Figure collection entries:
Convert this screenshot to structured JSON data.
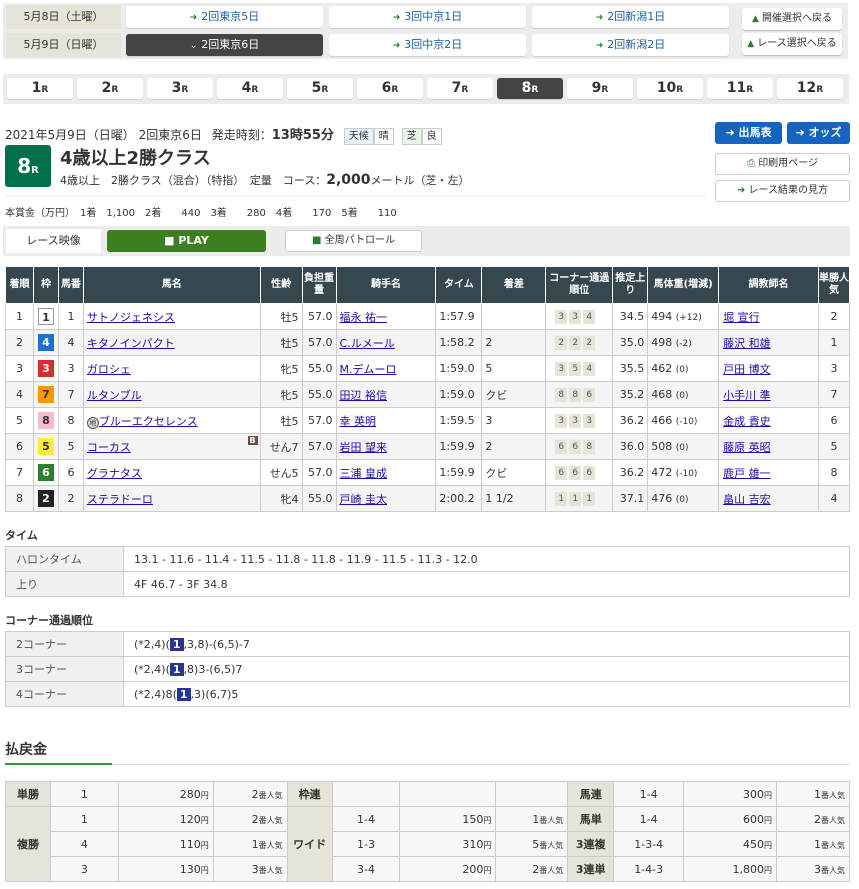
{
  "date_nav": [
    {
      "date": "5月8日（土曜）",
      "venues": [
        {
          "label": "2回東京5日",
          "active": false
        },
        {
          "label": "3回中京1日",
          "active": false
        },
        {
          "label": "2回新潟1日",
          "active": false
        }
      ]
    },
    {
      "date": "5月9日（日曜）",
      "venues": [
        {
          "label": "2回東京6日",
          "active": true
        },
        {
          "label": "3回中京2日",
          "active": false
        },
        {
          "label": "2回新潟2日",
          "active": false
        }
      ]
    }
  ],
  "back_buttons": {
    "meeting": "開催選択へ戻る",
    "race": "レース選択へ戻る"
  },
  "race_tabs": [
    "1",
    "2",
    "3",
    "4",
    "5",
    "6",
    "7",
    "8",
    "9",
    "10",
    "11",
    "12"
  ],
  "race_tab_suffix": "R",
  "active_race": "8",
  "race": {
    "date_line": "2021年5月9日（日曜） 2回東京6日",
    "start_label": "発走時刻：",
    "start_time": "13時55分",
    "weather_label": "天候",
    "weather": "晴",
    "surface_label": "芝",
    "condition": "良",
    "number": "8",
    "title": "4歳以上2勝クラス",
    "conditions": "4歳以上　2勝クラス（混合）（特指）　定量",
    "course_label": "コース：",
    "distance": "2,000",
    "distance_unit": "メートル（芝・左）",
    "prize": "本賞金（万円）　1着　1,100　2着　　440　3着　　280　4着　　170　5着　　110"
  },
  "side_buttons": {
    "entries": "出馬表",
    "odds": "オッズ",
    "print": "印刷用ページ",
    "guide": "レース結果の見方"
  },
  "video": {
    "label": "レース映像",
    "play": "PLAY",
    "patrol": "全周パトロール"
  },
  "results": {
    "headers": [
      "着順",
      "枠",
      "馬番",
      "馬名",
      "性齢",
      "負担重量",
      "騎手名",
      "タイム",
      "着差",
      "コーナー通過順位",
      "推定上り",
      "馬体重(増減)",
      "調教師名",
      "単勝人気"
    ],
    "rows": [
      {
        "pos": "1",
        "waku": "1",
        "num": "1",
        "horse": "サトノジェネシス",
        "mark": "",
        "blinker": "",
        "sexage": "牡5",
        "weight": "57.0",
        "jockey": "福永 祐一",
        "time": "1:57.9",
        "margin": "",
        "corners": [
          "3",
          "3",
          "4"
        ],
        "last3f": "34.5",
        "body": "494",
        "diff": "(+12)",
        "trainer": "堀 宣行",
        "pop": "2"
      },
      {
        "pos": "2",
        "waku": "4",
        "num": "4",
        "horse": "キタノインパクト",
        "mark": "",
        "blinker": "",
        "sexage": "牡5",
        "weight": "57.0",
        "jockey": "C.ルメール",
        "time": "1:58.2",
        "margin": "2",
        "corners": [
          "2",
          "2",
          "2"
        ],
        "last3f": "35.0",
        "body": "498",
        "diff": "(-2)",
        "trainer": "藤沢 和雄",
        "pop": "1"
      },
      {
        "pos": "3",
        "waku": "3",
        "num": "3",
        "horse": "ガロシェ",
        "mark": "",
        "blinker": "",
        "sexage": "牝5",
        "weight": "55.0",
        "jockey": "M.デムーロ",
        "time": "1:59.0",
        "margin": "5",
        "corners": [
          "3",
          "5",
          "4"
        ],
        "last3f": "35.5",
        "body": "462",
        "diff": "(0)",
        "trainer": "戸田 博文",
        "pop": "3"
      },
      {
        "pos": "4",
        "waku": "7",
        "num": "7",
        "horse": "ルタンブル",
        "mark": "",
        "blinker": "",
        "sexage": "牝5",
        "weight": "55.0",
        "jockey": "田辺 裕信",
        "time": "1:59.0",
        "margin": "クビ",
        "corners": [
          "8",
          "8",
          "6"
        ],
        "last3f": "35.2",
        "body": "468",
        "diff": "(0)",
        "trainer": "小手川 準",
        "pop": "7"
      },
      {
        "pos": "5",
        "waku": "8",
        "num": "8",
        "horse": "ブルーエクセレンス",
        "mark": "地",
        "blinker": "",
        "sexage": "牡5",
        "weight": "57.0",
        "jockey": "幸 英明",
        "time": "1:59.5",
        "margin": "3",
        "corners": [
          "3",
          "3",
          "3"
        ],
        "last3f": "36.2",
        "body": "466",
        "diff": "(-10)",
        "trainer": "金成 貴史",
        "pop": "6"
      },
      {
        "pos": "6",
        "waku": "5",
        "num": "5",
        "horse": "コーカス",
        "mark": "",
        "blinker": "B",
        "sexage": "せん7",
        "weight": "57.0",
        "jockey": "岩田 望来",
        "time": "1:59.9",
        "margin": "2",
        "corners": [
          "6",
          "6",
          "8"
        ],
        "last3f": "36.0",
        "body": "508",
        "diff": "(0)",
        "trainer": "藤原 英昭",
        "pop": "5"
      },
      {
        "pos": "7",
        "waku": "6",
        "num": "6",
        "horse": "グラナタス",
        "mark": "",
        "blinker": "",
        "sexage": "せん5",
        "weight": "57.0",
        "jockey": "三浦 皇成",
        "time": "1:59.9",
        "margin": "クビ",
        "corners": [
          "6",
          "6",
          "6"
        ],
        "last3f": "36.2",
        "body": "472",
        "diff": "(-10)",
        "trainer": "鹿戸 雄一",
        "pop": "8"
      },
      {
        "pos": "8",
        "waku": "2",
        "num": "2",
        "horse": "ステラドーロ",
        "mark": "",
        "blinker": "",
        "sexage": "牝4",
        "weight": "55.0",
        "jockey": "戸崎 圭太",
        "time": "2:00.2",
        "margin": "1 1/2",
        "corners": [
          "1",
          "1",
          "1"
        ],
        "last3f": "37.1",
        "body": "476",
        "diff": "(0)",
        "trainer": "畠山 吉宏",
        "pop": "4"
      }
    ]
  },
  "waku_colors": {
    "1": [
      "#ffffff",
      "#333"
    ],
    "2": [
      "#222222",
      "#fff"
    ],
    "3": [
      "#d32f2f",
      "#fff"
    ],
    "4": [
      "#1e6fd0",
      "#fff"
    ],
    "5": [
      "#ffeb3b",
      "#333"
    ],
    "6": [
      "#2e7d32",
      "#fff"
    ],
    "7": [
      "#ff9800",
      "#333"
    ],
    "8": [
      "#f8bbd0",
      "#333"
    ]
  },
  "time_section": {
    "title": "タイム",
    "rows": [
      {
        "label": "ハロンタイム",
        "value": "13.1 - 11.6 - 11.4 - 11.5 - 11.8 - 11.8 - 11.9 - 11.5 - 11.3 - 12.0"
      },
      {
        "label": "上り",
        "value": "4F 46.7 - 3F 34.8"
      }
    ]
  },
  "corner_section": {
    "title": "コーナー通過順位",
    "rows": [
      {
        "label": "2コーナー",
        "pre": "(*2,4)(",
        "hl": "1",
        "post": ",3,8)-(6,5)-7"
      },
      {
        "label": "3コーナー",
        "pre": "(*2,4)(",
        "hl": "1",
        "post": ",8)3-(6,5)7"
      },
      {
        "label": "4コーナー",
        "pre": "(*2,4)8(",
        "hl": "1",
        "post": ",3)(6,7)5"
      }
    ]
  },
  "payout": {
    "title": "払戻金",
    "yen": "円",
    "pop_suffix": "番人気",
    "tansho": {
      "label": "単勝",
      "rows": [
        {
          "n": "1",
          "amt": "280",
          "pop": "2"
        }
      ]
    },
    "fukusho": {
      "label": "複勝",
      "rows": [
        {
          "n": "1",
          "amt": "120",
          "pop": "2"
        },
        {
          "n": "4",
          "amt": "110",
          "pop": "1"
        },
        {
          "n": "3",
          "amt": "130",
          "pop": "3"
        }
      ]
    },
    "wakuren": {
      "label": "枠連"
    },
    "wide": {
      "label": "ワイド",
      "rows": [
        {
          "n": "1-4",
          "amt": "150",
          "pop": "1"
        },
        {
          "n": "1-3",
          "amt": "310",
          "pop": "5"
        },
        {
          "n": "3-4",
          "amt": "200",
          "pop": "2"
        }
      ]
    },
    "others": [
      {
        "label": "馬連",
        "n": "1-4",
        "amt": "300",
        "pop": "1"
      },
      {
        "label": "馬単",
        "n": "1-4",
        "amt": "600",
        "pop": "2"
      },
      {
        "label": "3連複",
        "n": "1-3-4",
        "amt": "450",
        "pop": "1"
      },
      {
        "label": "3連単",
        "n": "1-4-3",
        "amt": "1,800",
        "pop": "3"
      }
    ]
  }
}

**GOAL:**
Which lines hold the word "body"? Return all of them from the records above.

**COMPLETED TASK:**
        "body": "494",
        "body": "498",
        "body": "462",
        "body": "468",
        "body": "466",
        "body": "508",
        "body": "472",
        "body": "476",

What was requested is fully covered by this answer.